Would you pull out every line of the material that contains the string "RODI"?
☆ ☆ ☆ ☆ ☆ ☆ ☆
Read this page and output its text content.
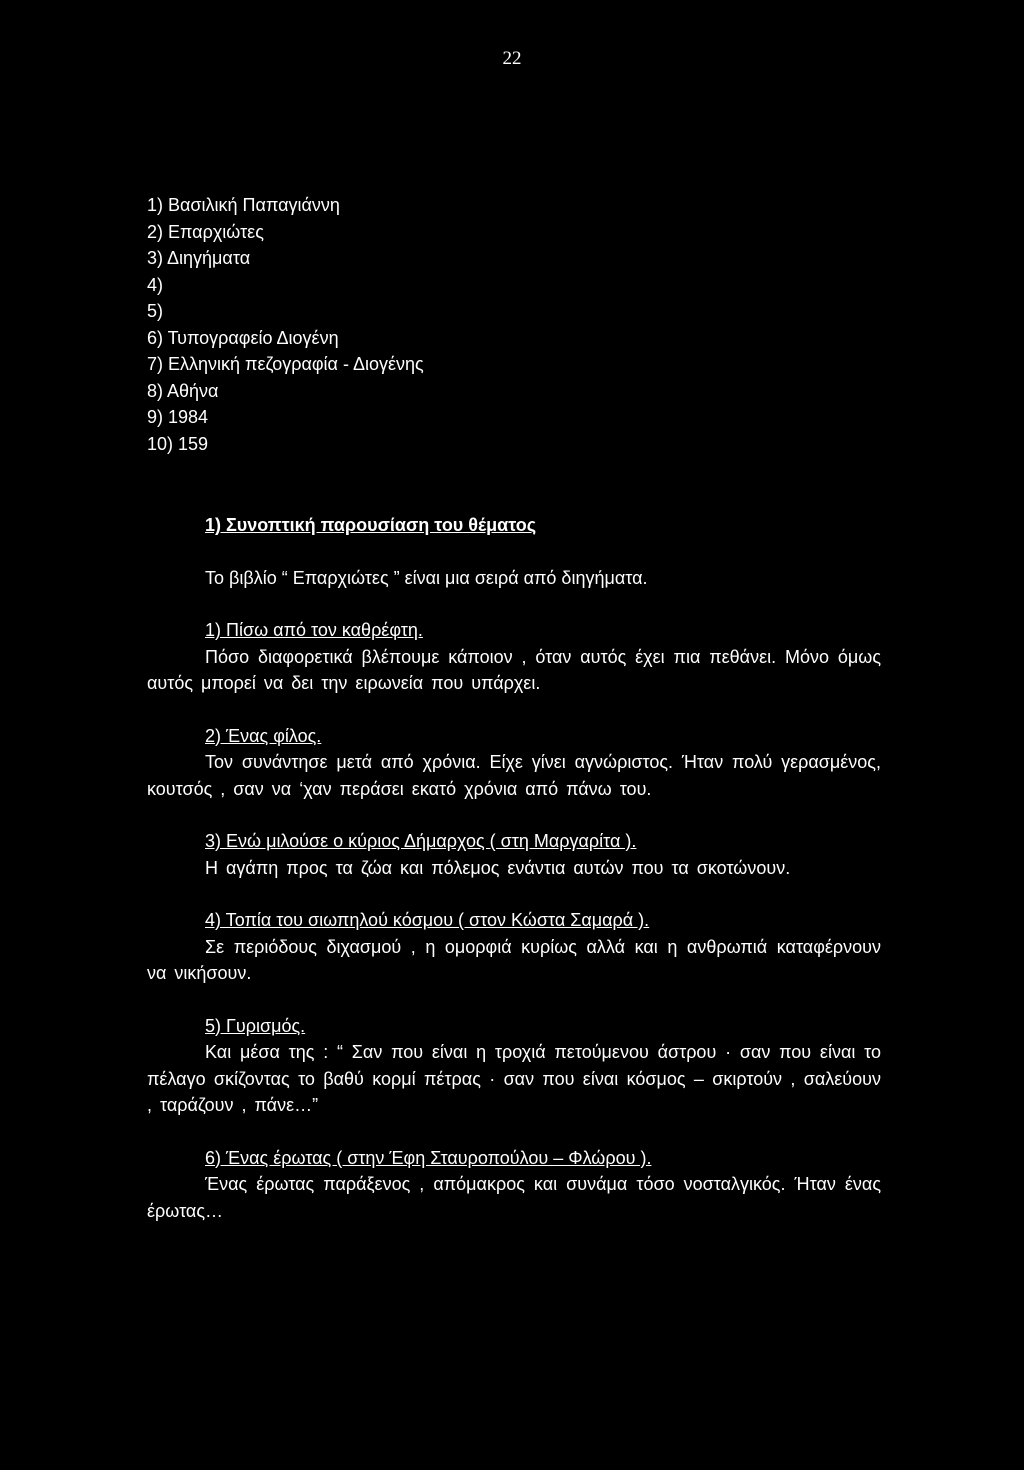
22
1) Βασιλική Παπαγιάννη
2) Επαρχιώτες
3) Διηγήματα
4)
5)
6) Τυπογραφείο Διογένη
7) Ελληνική πεζογραφία - Διογένης
8) Αθήνα
9) 1984
10) 159
1) Συνοπτική παρουσίαση του θέματος
Το βιβλίο “ Επαρχιώτες ” είναι μια σειρά από διηγήματα.
1) Πίσω από τον καθρέφτη.
Πόσο διαφορετικά βλέπουμε κάποιον , όταν αυτός έχει πια πεθάνει. Μόνο όμως αυτός μπορεί να δει την ειρωνεία που υπάρχει.
2) Ένας φίλος.
Τον συνάντησε μετά από χρόνια. Είχε γίνει αγνώριστος. Ήταν πολύ γερασμένος, κουτσός , σαν να ‘χαν περάσει εκατό χρόνια από πάνω του.
3) Ενώ μιλούσε ο κύριος Δήμαρχος ( στη Μαργαρίτα ).
Η αγάπη προς τα ζώα και πόλεμος ενάντια αυτών που τα σκοτώνουν.
4) Τοπία του σιωπηλού κόσμου ( στον Κώστα Σαμαρά ).
Σε περιόδους διχασμού , η ομορφιά κυρίως αλλά και η ανθρωπιά καταφέρνουν να νικήσουν.
5) Γυρισμός.
Και μέσα της : “ Σαν που είναι η τροχιά πετούμενου άστρου · σαν που είναι το πέλαγο σκίζοντας το βαθύ κορμί πέτρας · σαν που είναι κόσμος – σκιρτούν , σαλεύουν , ταράζουν , πάνε…”
6) Ένας έρωτας ( στην Έφη Σταυροπούλου – Φλώρου ).
Ένας έρωτας παράξενος , απόμακρος και συνάμα τόσο νοσταλγικός. Ήταν ένας έρωτας…
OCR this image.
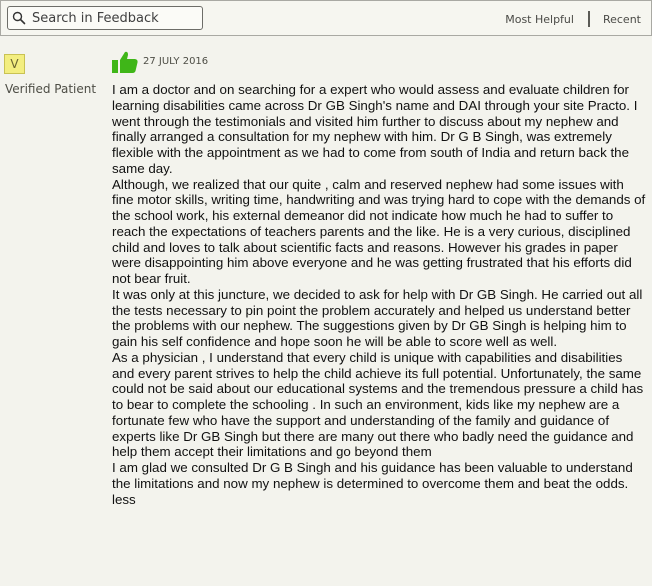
Search in Feedback
Most Helpful	Recent
V
Verified Patient
27 JULY 2016

I am a doctor and on searching for a expert who would assess and evaluate children for learning disabilities came across Dr GB Singh's name and DAI through your site Practo. I went through the testimonials and visited him further to discuss about my nephew and finally arranged a consultation for my nephew with him. Dr G B Singh, was extremely flexible with the appointment as we had to come from south of India and return back the same day.

Although, we realized that our quite , calm and reserved nephew had some issues with fine motor skills, writing time, handwriting and was trying hard to cope with the demands of the school work, his external demeanor did not indicate how much he had to suffer to reach the expectations of teachers parents and the like. He is a very curious, disciplined child and loves to talk about scientific facts and reasons. However his grades in paper were disappointing him above everyone and he was getting frustrated that his efforts did not bear fruit.

It was only at this juncture, we decided to ask for help with Dr GB Singh. He carried out all the tests necessary to pin point the problem accurately and helped us understand better the problems with our nephew. The suggestions given by Dr GB Singh is helping him to gain his self confidence and hope soon he will be able to score well as well.

As a physician , I understand that every child is unique with capabilities and disabilities and every parent strives to help the child achieve its full potential. Unfortunately, the same could not be said about our educational systems and the tremendous pressure a child has to bear to complete the schooling . In such an environment, kids like my nephew are a fortunate few who have the support and understanding of the family and guidance of experts like Dr GB Singh but there are many out there who badly need the guidance and help them accept their limitations and go beyond them

I am glad we consulted Dr G B Singh and his guidance has been valuable to understand the limitations and now my nephew is determined to overcome them and beat the odds. less
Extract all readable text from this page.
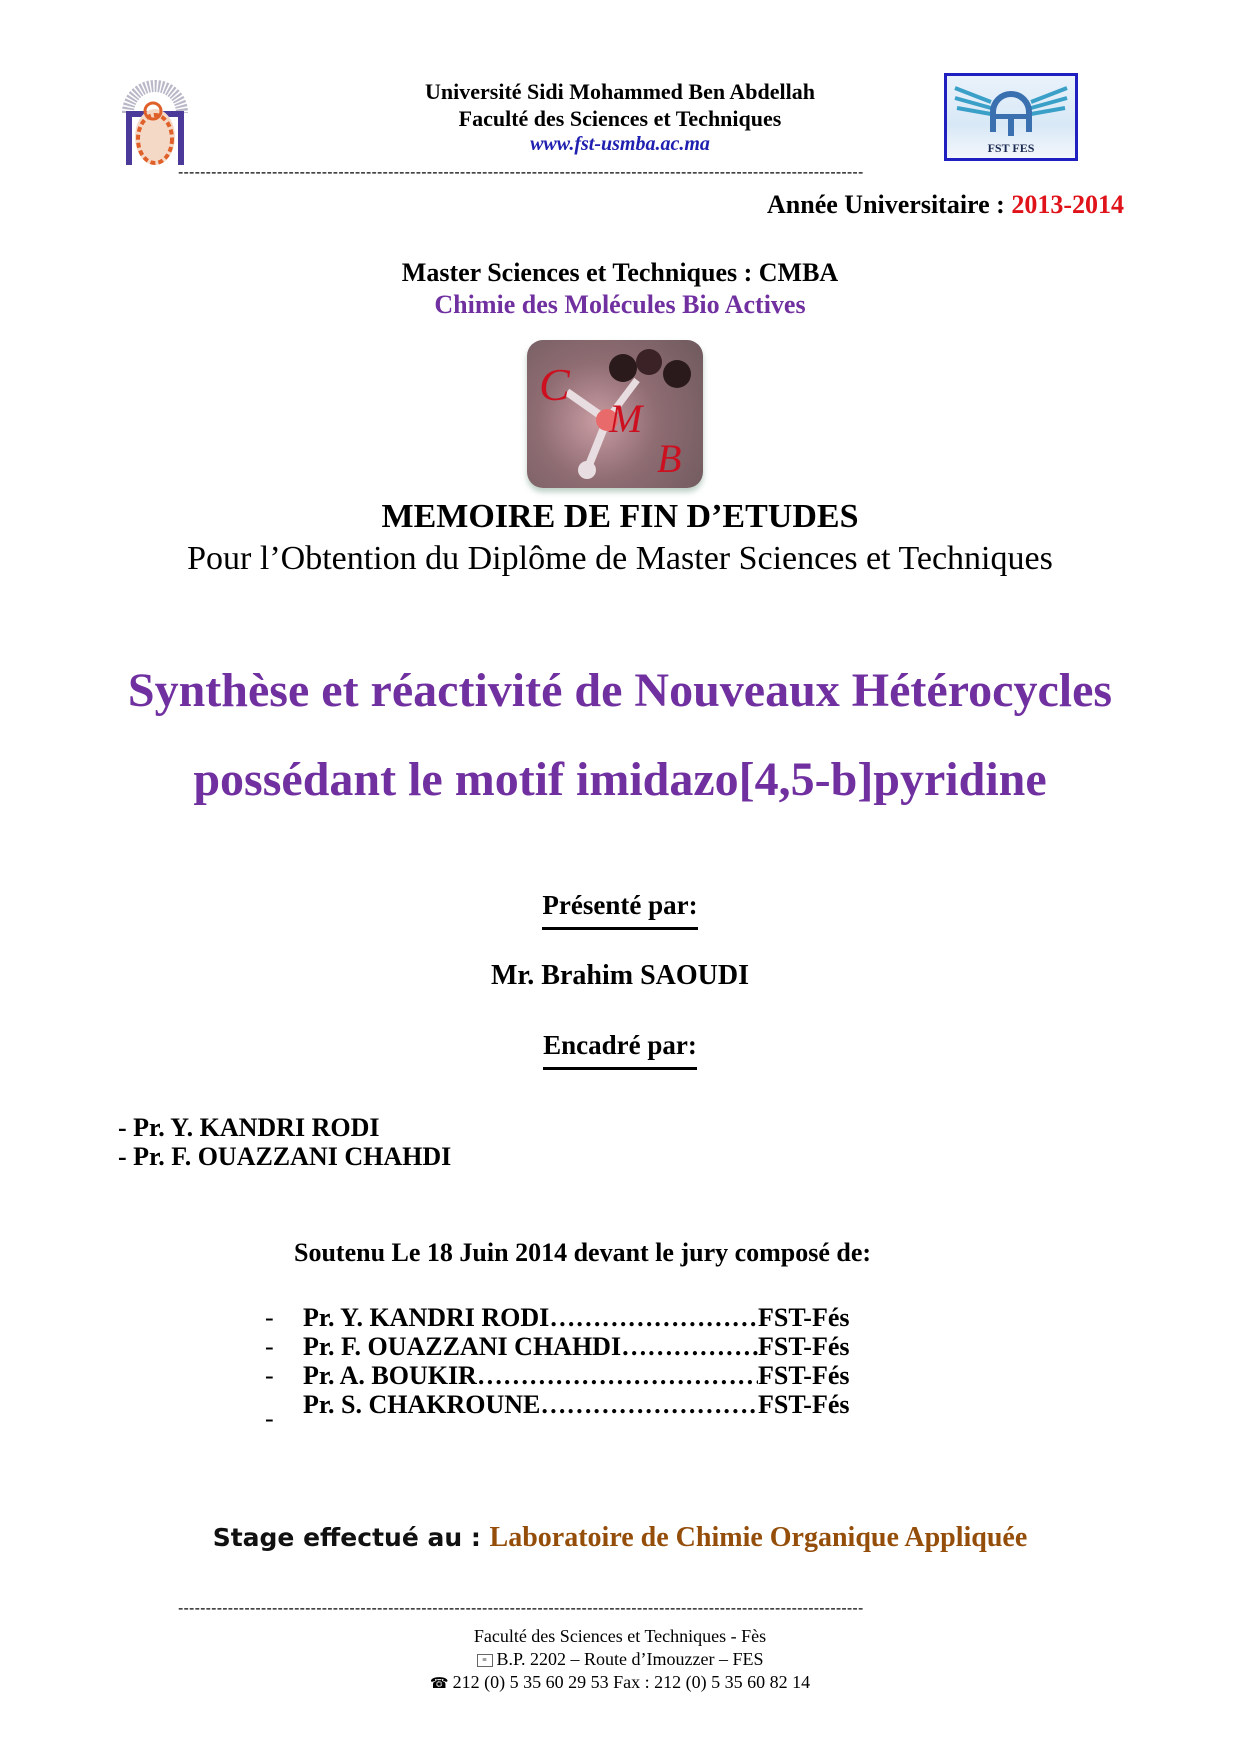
Université Sidi Mohammed Ben Abdellah
Faculté des Sciences et Techniques
www.fst-usmba.ac.ma	FST FES
----------------------------------------------------------------------------------------------------------------------------
Année Universitaire : 2013-2014
Master Sciences et Techniques : CMBA
Chimie des Molécules Bio Actives
C
M
B
MEMOIRE DE FIN D’ETUDES
Pour l’Obtention du Diplôme de Master Sciences et Techniques
Synthèse et réactivité de Nouveaux Hétérocycles
possédant le motif imidazo[4,5-b]pyridine
Présenté par:
Mr. Brahim SAOUDI
Encadré par:
- Pr. Y. KANDRI RODI
- Pr. F. OUAZZANI CHAHDI
Soutenu Le 18 Juin 2014 devant le jury composé de:
- Pr. Y. KANDRI RODI ………………………………………………	FST-Fés
- Pr. F. OUAZZANI CHAHDI ………………………………………………	FST-Fés
- Pr. A. BOUKIR ………………………………………………	FST-Fés
- Pr. S. CHAKROUNE ………………………………………………	FST-Fés
Stage effectué au : Laboratoire de Chimie Organique Appliquée
----------------------------------------------------------------------------------------------------------------------------
Faculté des Sciences et Techniques - Fès
≡ B.P. 2202 – Route d’Imouzzer – FES
☎ 212 (0) 5 35 60 29 53 Fax : 212 (0) 5 35 60 82 14
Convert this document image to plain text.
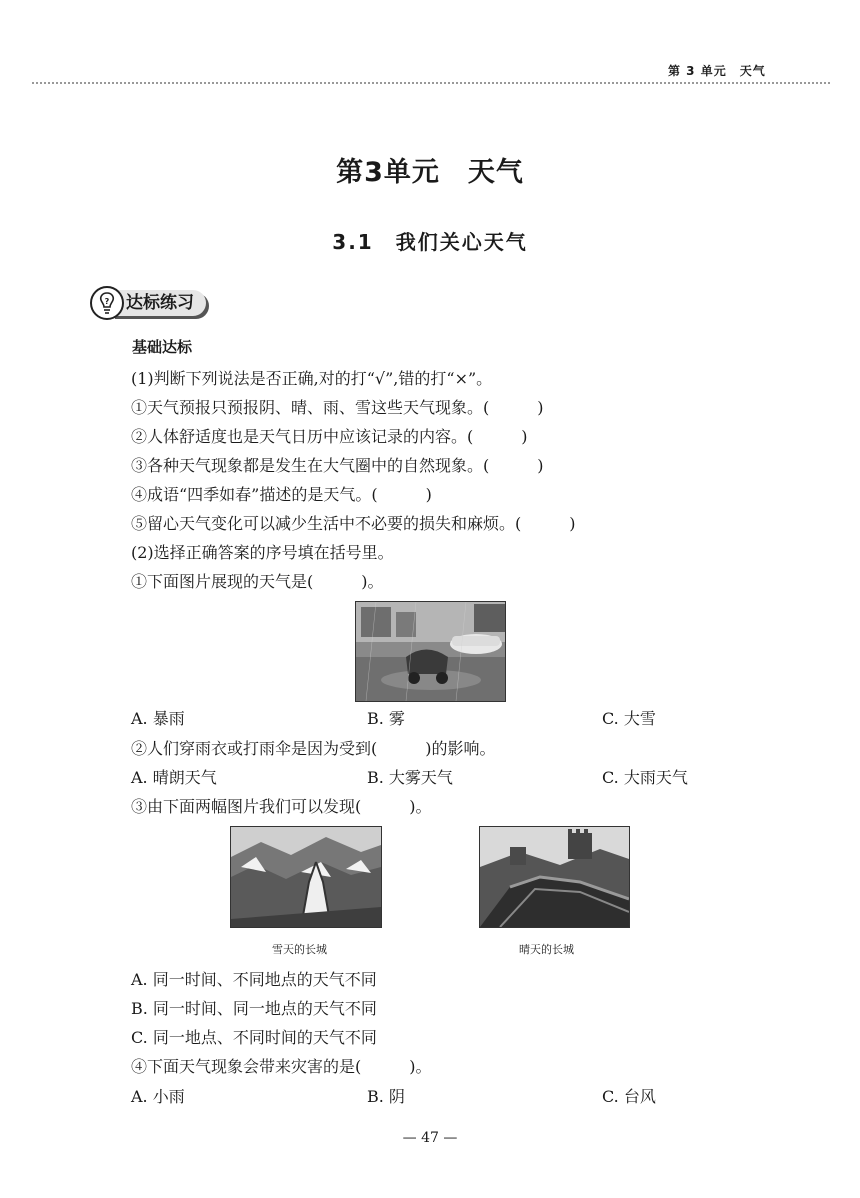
第 3 单元　天气
第3单元　天气
3.1　我们关心天气
? 达标练习
基础达标
(1)判断下列说法是否正确,对的打“√”,错的打“×”。
①天气预报只预报阴、晴、雨、雪这些天气现象。(　　　)
②人体舒适度也是天气日历中应该记录的内容。(　　　)
③各种天气现象都是发生在大气圈中的自然现象。(　　　)
④成语“四季如春”描述的是天气。(　　　)
⑤留心天气变化可以减少生活中不必要的损失和麻烦。(　　　)
(2)选择正确答案的序号填在括号里。
①下面图片展现的天气是(　　　)。
A. 暴雨	B. 雾	C. 大雪
②人们穿雨衣或打雨伞是因为受到(　　　)的影响。
A. 晴朗天气	B. 大雾天气	C. 大雨天气
③由下面两幅图片我们可以发现(　　　)。
雪天的长城	晴天的长城
A. 同一时间、不同地点的天气不同
B. 同一时间、同一地点的天气不同
C. 同一地点、不同时间的天气不同
④下面天气现象会带来灾害的是(　　　)。
A. 小雨	B. 阴	C. 台风
— 47 —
☆ ☆ ☆ ☆ ☆ ☆ ☆
→ FINAL ANSWER
- Pr. Y. KANDRI RODI
- Pr. Y. KANDRI RODI ………………………………………………	FST-Fés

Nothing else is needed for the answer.